[Records from a data source]
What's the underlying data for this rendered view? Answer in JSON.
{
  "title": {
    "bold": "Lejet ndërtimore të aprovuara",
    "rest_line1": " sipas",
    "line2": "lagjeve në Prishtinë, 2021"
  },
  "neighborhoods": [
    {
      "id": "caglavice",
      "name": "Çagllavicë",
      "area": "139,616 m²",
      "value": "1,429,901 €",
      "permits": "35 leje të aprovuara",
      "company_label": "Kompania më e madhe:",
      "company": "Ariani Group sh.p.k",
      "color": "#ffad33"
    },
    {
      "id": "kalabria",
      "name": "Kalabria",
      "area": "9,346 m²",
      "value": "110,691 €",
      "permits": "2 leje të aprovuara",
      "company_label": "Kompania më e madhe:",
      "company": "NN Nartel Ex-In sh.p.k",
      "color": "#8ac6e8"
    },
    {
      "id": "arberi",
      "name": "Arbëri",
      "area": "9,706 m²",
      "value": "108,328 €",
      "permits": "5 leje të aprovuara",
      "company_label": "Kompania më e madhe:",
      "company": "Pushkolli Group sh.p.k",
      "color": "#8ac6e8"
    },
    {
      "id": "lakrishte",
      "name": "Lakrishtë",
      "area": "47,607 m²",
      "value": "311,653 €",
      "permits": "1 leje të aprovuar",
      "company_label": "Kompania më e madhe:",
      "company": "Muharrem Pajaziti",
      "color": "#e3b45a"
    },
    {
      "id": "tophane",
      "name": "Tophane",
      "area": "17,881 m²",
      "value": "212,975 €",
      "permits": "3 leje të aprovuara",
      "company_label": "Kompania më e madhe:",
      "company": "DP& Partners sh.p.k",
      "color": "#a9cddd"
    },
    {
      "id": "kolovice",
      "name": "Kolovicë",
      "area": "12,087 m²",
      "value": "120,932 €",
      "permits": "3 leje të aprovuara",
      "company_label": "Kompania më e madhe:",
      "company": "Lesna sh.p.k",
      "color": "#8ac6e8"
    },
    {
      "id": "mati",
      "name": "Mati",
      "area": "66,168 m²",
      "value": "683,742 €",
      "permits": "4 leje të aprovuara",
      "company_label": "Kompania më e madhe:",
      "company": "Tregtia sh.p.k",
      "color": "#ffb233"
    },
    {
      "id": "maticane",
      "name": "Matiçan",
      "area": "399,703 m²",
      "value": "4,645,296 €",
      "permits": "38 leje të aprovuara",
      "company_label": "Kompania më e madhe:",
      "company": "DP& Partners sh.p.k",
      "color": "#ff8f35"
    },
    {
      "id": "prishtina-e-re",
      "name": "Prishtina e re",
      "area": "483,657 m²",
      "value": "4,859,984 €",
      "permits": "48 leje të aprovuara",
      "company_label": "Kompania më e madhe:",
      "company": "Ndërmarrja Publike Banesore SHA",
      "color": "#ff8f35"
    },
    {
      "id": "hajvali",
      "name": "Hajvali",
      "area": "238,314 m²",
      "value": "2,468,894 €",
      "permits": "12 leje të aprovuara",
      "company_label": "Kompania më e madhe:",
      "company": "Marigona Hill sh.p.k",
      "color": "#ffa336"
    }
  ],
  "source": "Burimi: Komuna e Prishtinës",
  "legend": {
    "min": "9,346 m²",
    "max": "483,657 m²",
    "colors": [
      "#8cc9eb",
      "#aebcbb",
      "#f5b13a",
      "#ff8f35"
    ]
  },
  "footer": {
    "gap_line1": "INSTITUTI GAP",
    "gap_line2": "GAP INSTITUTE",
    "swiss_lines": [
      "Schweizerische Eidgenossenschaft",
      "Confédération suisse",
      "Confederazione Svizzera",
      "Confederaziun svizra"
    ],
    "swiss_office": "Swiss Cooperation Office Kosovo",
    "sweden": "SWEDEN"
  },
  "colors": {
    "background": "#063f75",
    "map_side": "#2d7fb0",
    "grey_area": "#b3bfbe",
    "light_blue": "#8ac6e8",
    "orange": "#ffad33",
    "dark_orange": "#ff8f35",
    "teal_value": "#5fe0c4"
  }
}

> **INSTRUCTION**: Using the data above, output each line exactly.

> **EXERCISE OUTPUT**:
What's the underlying data for this rendered view? Answer in JSON.
{
  "title": {
    "bold": "Lejet ndërtimore të aprovuara",
    "rest_line1": " sipas",
    "line2": "lagjeve në Prishtinë, 2021"
  },
  "neighborhoods": [
    {
      "id": "caglavice",
      "name": "Çagllavicë",
      "area": "139,616 m²",
      "value": "1,429,901 €",
      "permits": "35 leje të aprovuara",
      "company_label": "Kompania më e madhe:",
      "company": "Ariani Group sh.p.k",
      "color": "#ffad33"
    },
    {
      "id": "kalabria",
      "name": "Kalabria",
      "area": "9,346 m²",
      "value": "110,691 €",
      "permits": "2 leje të aprovuara",
      "company_label": "Kompania më e madhe:",
      "company": "NN Nartel Ex-In sh.p.k",
      "color": "#8ac6e8"
    },
    {
      "id": "arberi",
      "name": "Arbëri",
      "area": "9,706 m²",
      "value": "108,328 €",
      "permits": "5 leje të aprovuara",
      "company_label": "Kompania më e madhe:",
      "company": "Pushkolli Group sh.p.k",
      "color": "#8ac6e8"
    },
    {
      "id": "lakrishte",
      "name": "Lakrishtë",
      "area": "47,607 m²",
      "value": "311,653 €",
      "permits": "1 leje të aprovuar",
      "company_label": "Kompania më e madhe:",
      "company": "Muharrem Pajaziti",
      "color": "#e3b45a"
    },
    {
      "id": "tophane",
      "name": "Tophane",
      "area": "17,881 m²",
      "value": "212,975 €",
      "permits": "3 leje të aprovuara",
      "company_label": "Kompania më e madhe:",
      "company": "DP& Partners sh.p.k",
      "color": "#a9cddd"
    },
    {
      "id": "kolovice",
      "name": "Kolovicë",
      "area": "12,087 m²",
      "value": "120,932 €",
      "permits": "3 leje të aprovuara",
      "company_label": "Kompania më e madhe:",
      "company": "Lesna sh.p.k",
      "color": "#8ac6e8"
    },
    {
      "id": "mati",
      "name": "Mati",
      "area": "66,168 m²",
      "value": "683,742 €",
      "permits": "4 leje të aprovuara",
      "company_label": "Kompania më e madhe:",
      "company": "Tregtia sh.p.k",
      "color": "#ffb233"
    },
    {
      "id": "maticane",
      "name": "Matiçan",
      "area": "399,703 m²",
      "value": "4,645,296 €",
      "permits": "38 leje të aprovuara",
      "company_label": "Kompania më e madhe:",
      "company": "DP& Partners sh.p.k",
      "color": "#ff8f35"
    },
    {
      "id": "prishtina-e-re",
      "name": "Prishtina e re",
      "area": "483,657 m²",
      "value": "4,859,984 €",
      "permits": "48 leje të aprovuara",
      "company_label": "Kompania më e madhe:",
      "company": "Ndërmarrja Publike Banesore SHA",
      "color": "#ff8f35"
    },
    {
      "id": "hajvali",
      "name": "Hajvali",
      "area": "238,314 m²",
      "value": "2,468,894 €",
      "permits": "12 leje të aprovuara",
      "company_label": "Kompania më e madhe:",
      "company": "Marigona Hill sh.p.k",
      "color": "#ffa336"
    }
  ],
  "source": "Burimi: Komuna e Prishtinës",
  "legend": {
    "min": "9,346 m²",
    "max": "483,657 m²",
    "colors": [
      "#8cc9eb",
      "#aebcbb",
      "#f5b13a",
      "#ff8f35"
    ]
  },
  "footer": {
    "gap_line1": "INSTITUTI GAP",
    "gap_line2": "GAP INSTITUTE",
    "swiss_lines": [
      "Schweizerische Eidgenossenschaft",
      "Confédération suisse",
      "Confederazione Svizzera",
      "Confederaziun svizra"
    ],
    "swiss_office": "Swiss Cooperation Office Kosovo",
    "sweden": "SWEDEN"
  },
  "colors": {
    "background": "#063f75",
    "map_side": "#2d7fb0",
    "grey_area": "#b3bfbe",
    "light_blue": "#8ac6e8",
    "orange": "#ffad33",
    "dark_orange": "#ff8f35",
    "teal_value": "#5fe0c4"
  }
}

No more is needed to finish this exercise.